(Records contained in a dataset)

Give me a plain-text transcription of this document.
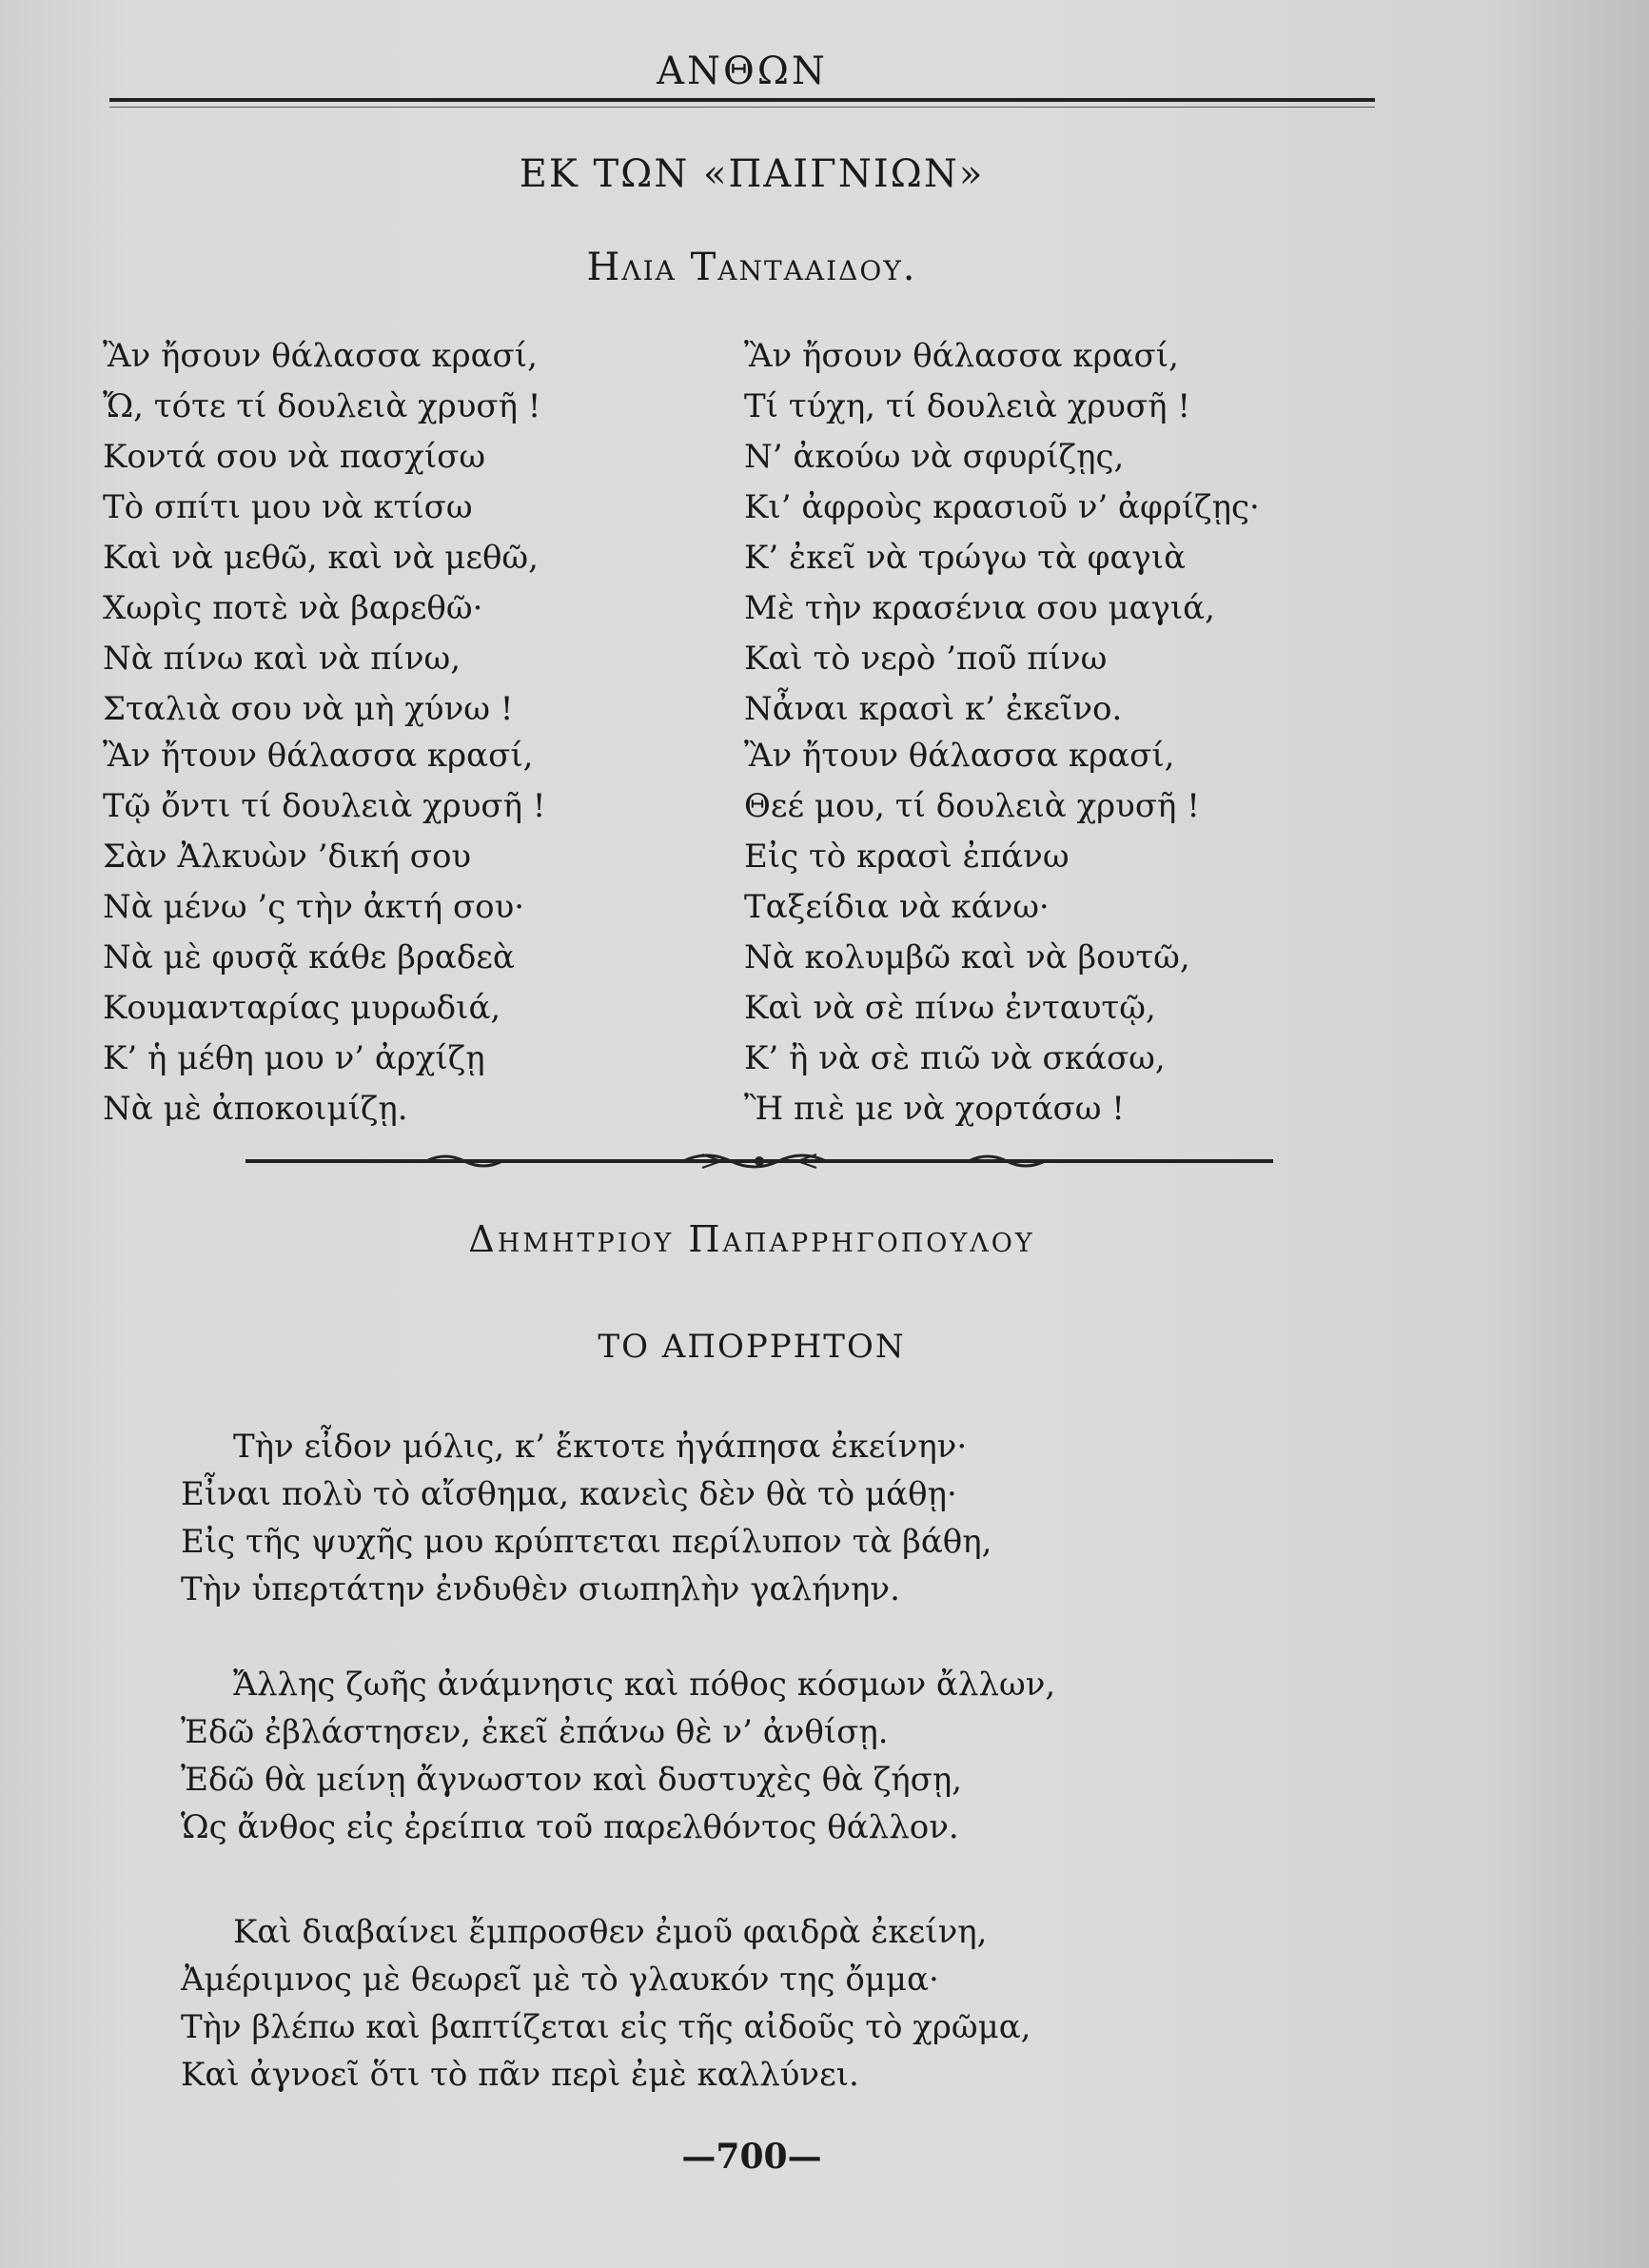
ΑΝΘΩΝ
ΕΚ ΤΩΝ «ΠΑΙΓΝΙΩΝ»
Ηλια Ταντααιδου.
Ἂν ἤσουν θάλασσα κρασί,
Ὤ, τότε τί δουλειὰ χρυσῆ !
Κοντά σου νὰ πασχίσω
Τὸ σπίτι μου νὰ κτίσω
Καὶ νὰ μεθῶ, καὶ νὰ μεθῶ,
Χωρὶς ποτὲ νὰ βαρεθῶ·
Νὰ πίνω καὶ νὰ πίνω,
Σταλιὰ σου νὰ μὴ χύνω !
Ἂν ἤτουν θάλασσα κρασί,
Τῷ ὄντι τί δουλειὰ χρυσῆ !
Σὰν Ἀλκυὼν ’δική σου
Νὰ μένω ’ς τὴν ἀκτή σου·
Νὰ μὲ φυσᾷ κάθε βραδεὰ
Κουμανταρίας μυρωδιά,
Κ’ ἡ μέθη μου ν’ ἀρχίζῃ
Νὰ μὲ ἀποκοιμίζῃ.
Ἂν ἤσουν θάλασσα κρασί,
Τί τύχη, τί δουλειὰ χρυσῆ !
Ν’ ἀκούω νὰ σφυρίζῃς,
Κι’ ἀφροὺς κρασιοῦ ν’ ἀφρίζῃς·
Κ’ ἐκεῖ νὰ τρώγω τὰ φαγιὰ
Μὲ τὴν κρασένια σου μαγιά,
Καὶ τὸ νερὸ ’ποῦ πίνω
Νἆναι κρασὶ κ’ ἐκεῖνο.
Ἂν ἤτουν θάλασσα κρασί,
Θεέ μου, τί δουλειὰ χρυσῆ !
Εἰς τὸ κρασὶ ἐπάνω
Ταξείδια νὰ κάνω·
Νὰ κολυμβῶ καὶ νὰ βουτῶ,
Καὶ νὰ σὲ πίνω ἐνταυτῷ,
Κ’ ἢ νὰ σὲ πιῶ νὰ σκάσω,
Ἢ πιὲ με νὰ χορτάσω !
Δημητριου Παπαρρηγοπουλου
ΤΟ ΑΠΟΡΡΗΤΟΝ
Τὴν εἶδον μόλις, κ’ ἔκτοτε ἠγάπησα ἐκείνην·
Εἶναι πολὺ τὸ αἴσθημα, κανεὶς δὲν θὰ τὸ μάθῃ·
Εἰς τῆς ψυχῆς μου κρύπτεται περίλυπον τὰ βάθη,
Τὴν ὑπερτάτην ἐνδυθὲν σιωπηλὴν γαλήνην.
Ἄλλης ζωῆς ἀνάμνησις καὶ πόθος κόσμων ἄλλων,
Ἐδῶ ἐβλάστησεν, ἐκεῖ ἐπάνω θὲ ν’ ἀνθίσῃ.
Ἐδῶ θὰ μείνῃ ἄγνωστον καὶ δυστυχὲς θὰ ζήσῃ,
Ὡς ἄνθος εἰς ἐρείπια τοῦ παρελθόντος θάλλον.
Καὶ διαβαίνει ἔμπροσθεν ἐμοῦ φαιδρὰ ἐκείνη,
Ἀμέριμνος μὲ θεωρεῖ μὲ τὸ γλαυκόν της ὄμμα·
Τὴν βλέπω καὶ βαπτίζεται εἰς τῆς αἰδοῦς τὸ χρῶμα,
Καὶ ἀγνοεῖ ὅτι τὸ πᾶν περὶ ἐμὲ καλλύνει.
—700—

Exercise details - Retype every record above exactly as written, but leave out the pictures.

Worked answer -
Give me a plain-text transcription of this document.
ΑΝΘΩΝ
ΕΚ ΤΩΝ «ΠΑΙΓΝΙΩΝ»
Ηλια Ταντααιδου.
Ἂν ἤσουν θάλασσα κρασί,
Ὤ, τότε τί δουλειὰ χρυσῆ !
Κοντά σου νὰ πασχίσω
Τὸ σπίτι μου νὰ κτίσω
Καὶ νὰ μεθῶ, καὶ νὰ μεθῶ,
Χωρὶς ποτὲ νὰ βαρεθῶ·
Νὰ πίνω καὶ νὰ πίνω,
Σταλιὰ σου νὰ μὴ χύνω !
Ἂν ἤτουν θάλασσα κρασί,
Τῷ ὄντι τί δουλειὰ χρυσῆ !
Σὰν Ἀλκυὼν ’δική σου
Νὰ μένω ’ς τὴν ἀκτή σου·
Νὰ μὲ φυσᾷ κάθε βραδεὰ
Κουμανταρίας μυρωδιά,
Κ’ ἡ μέθη μου ν’ ἀρχίζῃ
Νὰ μὲ ἀποκοιμίζῃ.
Ἂν ἤσουν θάλασσα κρασί,
Τί τύχη, τί δουλειὰ χρυσῆ !
Ν’ ἀκούω νὰ σφυρίζῃς,
Κι’ ἀφροὺς κρασιοῦ ν’ ἀφρίζῃς·
Κ’ ἐκεῖ νὰ τρώγω τὰ φαγιὰ
Μὲ τὴν κρασένια σου μαγιά,
Καὶ τὸ νερὸ ’ποῦ πίνω
Νἆναι κρασὶ κ’ ἐκεῖνο.
Ἂν ἤτουν θάλασσα κρασί,
Θεέ μου, τί δουλειὰ χρυσῆ !
Εἰς τὸ κρασὶ ἐπάνω
Ταξείδια νὰ κάνω·
Νὰ κολυμβῶ καὶ νὰ βουτῶ,
Καὶ νὰ σὲ πίνω ἐνταυτῷ,
Κ’ ἢ νὰ σὲ πιῶ νὰ σκάσω,
Ἢ πιὲ με νὰ χορτάσω !
Δημητριου Παπαρρηγοπουλου
ΤΟ ΑΠΟΡΡΗΤΟΝ
Τὴν εἶδον μόλις, κ’ ἔκτοτε ἠγάπησα ἐκείνην·
Εἶναι πολὺ τὸ αἴσθημα, κανεὶς δὲν θὰ τὸ μάθῃ·
Εἰς τῆς ψυχῆς μου κρύπτεται περίλυπον τὰ βάθη,
Τὴν ὑπερτάτην ἐνδυθὲν σιωπηλὴν γαλήνην.
Ἄλλης ζωῆς ἀνάμνησις καὶ πόθος κόσμων ἄλλων,
Ἐδῶ ἐβλάστησεν, ἐκεῖ ἐπάνω θὲ ν’ ἀνθίσῃ.
Ἐδῶ θὰ μείνῃ ἄγνωστον καὶ δυστυχὲς θὰ ζήσῃ,
Ὡς ἄνθος εἰς ἐρείπια τοῦ παρελθόντος θάλλον.
Καὶ διαβαίνει ἔμπροσθεν ἐμοῦ φαιδρὰ ἐκείνη,
Ἀμέριμνος μὲ θεωρεῖ μὲ τὸ γλαυκόν της ὄμμα·
Τὴν βλέπω καὶ βαπτίζεται εἰς τῆς αἰδοῦς τὸ χρῶμα,
Καὶ ἀγνοεῖ ὅτι τὸ πᾶν περὶ ἐμὲ καλλύνει.
—700—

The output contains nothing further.